(Collected data entries)
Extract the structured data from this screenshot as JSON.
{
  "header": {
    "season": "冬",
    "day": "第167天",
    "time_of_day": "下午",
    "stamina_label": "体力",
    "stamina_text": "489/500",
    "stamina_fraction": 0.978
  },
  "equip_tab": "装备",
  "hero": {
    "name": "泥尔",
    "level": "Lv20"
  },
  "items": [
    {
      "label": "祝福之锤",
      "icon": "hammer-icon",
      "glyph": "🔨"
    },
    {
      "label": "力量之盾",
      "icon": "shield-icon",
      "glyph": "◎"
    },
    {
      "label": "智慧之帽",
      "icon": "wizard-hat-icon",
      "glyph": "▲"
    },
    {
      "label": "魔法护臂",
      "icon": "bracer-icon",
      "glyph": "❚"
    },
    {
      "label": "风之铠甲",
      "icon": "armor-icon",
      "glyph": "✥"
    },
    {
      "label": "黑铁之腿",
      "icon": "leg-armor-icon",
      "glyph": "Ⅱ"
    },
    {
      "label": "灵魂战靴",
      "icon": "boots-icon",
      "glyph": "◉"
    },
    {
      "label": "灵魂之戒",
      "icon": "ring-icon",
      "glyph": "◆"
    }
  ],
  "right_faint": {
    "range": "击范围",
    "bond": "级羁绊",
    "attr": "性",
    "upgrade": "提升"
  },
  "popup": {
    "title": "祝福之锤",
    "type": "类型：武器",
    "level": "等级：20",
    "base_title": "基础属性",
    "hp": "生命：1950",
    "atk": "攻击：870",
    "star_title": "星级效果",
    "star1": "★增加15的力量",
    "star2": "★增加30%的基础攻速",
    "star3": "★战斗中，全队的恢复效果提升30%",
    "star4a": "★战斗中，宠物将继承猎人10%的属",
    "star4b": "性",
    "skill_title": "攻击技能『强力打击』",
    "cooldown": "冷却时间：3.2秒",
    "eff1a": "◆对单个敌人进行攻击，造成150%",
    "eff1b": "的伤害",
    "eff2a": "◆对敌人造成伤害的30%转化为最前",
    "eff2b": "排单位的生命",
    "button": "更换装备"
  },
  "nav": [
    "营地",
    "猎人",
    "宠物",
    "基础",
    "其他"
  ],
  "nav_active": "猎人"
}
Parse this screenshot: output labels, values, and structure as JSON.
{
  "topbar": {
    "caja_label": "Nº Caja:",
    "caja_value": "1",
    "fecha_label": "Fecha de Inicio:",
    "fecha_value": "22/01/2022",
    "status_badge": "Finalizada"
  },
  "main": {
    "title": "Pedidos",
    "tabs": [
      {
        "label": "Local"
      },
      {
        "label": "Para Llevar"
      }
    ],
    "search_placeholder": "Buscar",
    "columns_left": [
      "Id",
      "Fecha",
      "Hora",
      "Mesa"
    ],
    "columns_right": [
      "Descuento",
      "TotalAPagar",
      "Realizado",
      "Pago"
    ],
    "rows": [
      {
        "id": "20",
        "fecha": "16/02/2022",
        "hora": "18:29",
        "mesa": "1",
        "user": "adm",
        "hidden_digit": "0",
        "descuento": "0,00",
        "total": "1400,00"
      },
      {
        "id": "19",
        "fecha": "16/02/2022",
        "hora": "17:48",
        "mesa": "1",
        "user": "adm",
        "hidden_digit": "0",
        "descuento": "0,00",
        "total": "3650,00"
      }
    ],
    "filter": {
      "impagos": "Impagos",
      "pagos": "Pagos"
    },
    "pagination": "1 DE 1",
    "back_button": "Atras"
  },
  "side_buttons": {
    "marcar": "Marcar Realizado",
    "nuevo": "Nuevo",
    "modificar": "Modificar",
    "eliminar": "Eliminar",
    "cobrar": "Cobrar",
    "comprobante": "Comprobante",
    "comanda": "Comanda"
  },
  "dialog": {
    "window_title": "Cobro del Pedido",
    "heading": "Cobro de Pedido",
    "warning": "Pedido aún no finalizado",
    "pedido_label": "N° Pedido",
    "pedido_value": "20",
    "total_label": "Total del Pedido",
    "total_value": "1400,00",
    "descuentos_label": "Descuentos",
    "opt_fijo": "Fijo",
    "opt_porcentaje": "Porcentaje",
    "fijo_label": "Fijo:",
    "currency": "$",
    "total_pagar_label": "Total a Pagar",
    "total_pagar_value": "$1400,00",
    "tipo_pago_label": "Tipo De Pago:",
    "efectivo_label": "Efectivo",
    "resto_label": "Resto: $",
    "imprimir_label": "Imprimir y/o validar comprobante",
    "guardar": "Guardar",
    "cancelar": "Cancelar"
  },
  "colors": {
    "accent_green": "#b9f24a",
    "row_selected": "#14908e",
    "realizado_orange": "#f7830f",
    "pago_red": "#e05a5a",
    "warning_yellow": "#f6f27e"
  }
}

What is needed:
Copy out every line of the data that includes "this".

Response:
Extract the structured data from this screenshot as JSON.
Parse this screenshot: output labels, values, and structure as JSON.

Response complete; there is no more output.